> **Stated problem**
Show all lines that include the string "Deluxe"; copy each one.

> **Provided records**
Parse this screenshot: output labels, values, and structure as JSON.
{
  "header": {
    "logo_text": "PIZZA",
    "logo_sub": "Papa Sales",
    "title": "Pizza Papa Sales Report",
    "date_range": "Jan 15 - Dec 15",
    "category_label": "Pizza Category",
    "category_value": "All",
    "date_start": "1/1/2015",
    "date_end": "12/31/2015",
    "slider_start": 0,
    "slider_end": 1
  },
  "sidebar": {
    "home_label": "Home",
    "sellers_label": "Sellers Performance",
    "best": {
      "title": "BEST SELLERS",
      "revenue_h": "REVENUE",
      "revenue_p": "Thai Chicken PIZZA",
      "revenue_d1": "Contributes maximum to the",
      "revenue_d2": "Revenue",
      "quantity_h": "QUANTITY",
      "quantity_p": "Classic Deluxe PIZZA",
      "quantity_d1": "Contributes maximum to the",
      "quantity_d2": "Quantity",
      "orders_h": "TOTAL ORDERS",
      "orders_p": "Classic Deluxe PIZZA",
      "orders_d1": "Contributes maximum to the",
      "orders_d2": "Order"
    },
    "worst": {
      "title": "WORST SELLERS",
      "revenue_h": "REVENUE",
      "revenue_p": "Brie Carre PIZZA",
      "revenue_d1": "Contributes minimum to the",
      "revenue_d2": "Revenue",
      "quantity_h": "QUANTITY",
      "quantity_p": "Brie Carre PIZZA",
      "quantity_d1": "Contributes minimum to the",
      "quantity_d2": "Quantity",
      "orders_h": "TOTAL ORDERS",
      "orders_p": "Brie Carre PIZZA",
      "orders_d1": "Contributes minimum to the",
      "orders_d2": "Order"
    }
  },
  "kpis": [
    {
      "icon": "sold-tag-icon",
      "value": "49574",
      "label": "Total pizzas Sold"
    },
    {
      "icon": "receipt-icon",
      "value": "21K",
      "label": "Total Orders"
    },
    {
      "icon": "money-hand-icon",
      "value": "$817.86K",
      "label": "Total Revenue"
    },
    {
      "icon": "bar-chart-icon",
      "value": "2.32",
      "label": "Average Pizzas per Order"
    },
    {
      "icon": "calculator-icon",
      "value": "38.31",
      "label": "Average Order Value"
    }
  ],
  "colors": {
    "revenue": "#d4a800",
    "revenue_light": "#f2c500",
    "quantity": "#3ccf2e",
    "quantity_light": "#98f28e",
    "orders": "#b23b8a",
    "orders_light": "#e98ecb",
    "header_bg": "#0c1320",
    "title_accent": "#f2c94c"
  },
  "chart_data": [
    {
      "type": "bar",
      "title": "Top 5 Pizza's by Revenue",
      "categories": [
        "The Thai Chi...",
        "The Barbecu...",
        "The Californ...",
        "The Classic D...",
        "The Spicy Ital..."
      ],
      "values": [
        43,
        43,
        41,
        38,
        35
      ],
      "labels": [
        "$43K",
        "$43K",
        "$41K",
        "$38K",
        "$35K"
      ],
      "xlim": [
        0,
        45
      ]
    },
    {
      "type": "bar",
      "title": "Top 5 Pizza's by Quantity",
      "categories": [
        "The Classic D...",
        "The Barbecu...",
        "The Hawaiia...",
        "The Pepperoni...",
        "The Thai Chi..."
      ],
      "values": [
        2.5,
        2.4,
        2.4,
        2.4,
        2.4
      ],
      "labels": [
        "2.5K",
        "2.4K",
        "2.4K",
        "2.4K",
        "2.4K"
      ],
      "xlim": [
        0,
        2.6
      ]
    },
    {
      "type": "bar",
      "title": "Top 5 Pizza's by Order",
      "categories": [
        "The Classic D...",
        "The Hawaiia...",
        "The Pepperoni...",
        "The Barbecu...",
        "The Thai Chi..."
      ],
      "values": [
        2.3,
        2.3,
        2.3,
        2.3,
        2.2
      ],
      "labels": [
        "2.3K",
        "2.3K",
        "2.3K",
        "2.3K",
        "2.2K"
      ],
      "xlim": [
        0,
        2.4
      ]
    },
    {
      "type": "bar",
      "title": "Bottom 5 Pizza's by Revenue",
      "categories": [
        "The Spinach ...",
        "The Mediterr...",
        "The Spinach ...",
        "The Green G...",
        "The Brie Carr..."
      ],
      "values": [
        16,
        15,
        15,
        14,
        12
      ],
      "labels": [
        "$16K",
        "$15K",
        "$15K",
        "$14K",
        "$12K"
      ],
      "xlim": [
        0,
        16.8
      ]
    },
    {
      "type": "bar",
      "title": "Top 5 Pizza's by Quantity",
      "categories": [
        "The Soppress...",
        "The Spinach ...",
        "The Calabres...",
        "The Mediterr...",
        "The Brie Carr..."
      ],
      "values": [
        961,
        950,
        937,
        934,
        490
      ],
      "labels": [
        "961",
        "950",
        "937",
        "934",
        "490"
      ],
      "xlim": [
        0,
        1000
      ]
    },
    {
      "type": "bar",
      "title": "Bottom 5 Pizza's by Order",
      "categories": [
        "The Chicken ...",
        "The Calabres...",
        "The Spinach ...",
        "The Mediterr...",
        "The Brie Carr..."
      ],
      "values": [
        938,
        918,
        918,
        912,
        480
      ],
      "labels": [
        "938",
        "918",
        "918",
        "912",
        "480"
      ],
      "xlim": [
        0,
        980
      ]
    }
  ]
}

> **Result of this exercise**
      "quantity_p": "Classic Deluxe PIZZA",
      "orders_p": "Classic Deluxe PIZZA",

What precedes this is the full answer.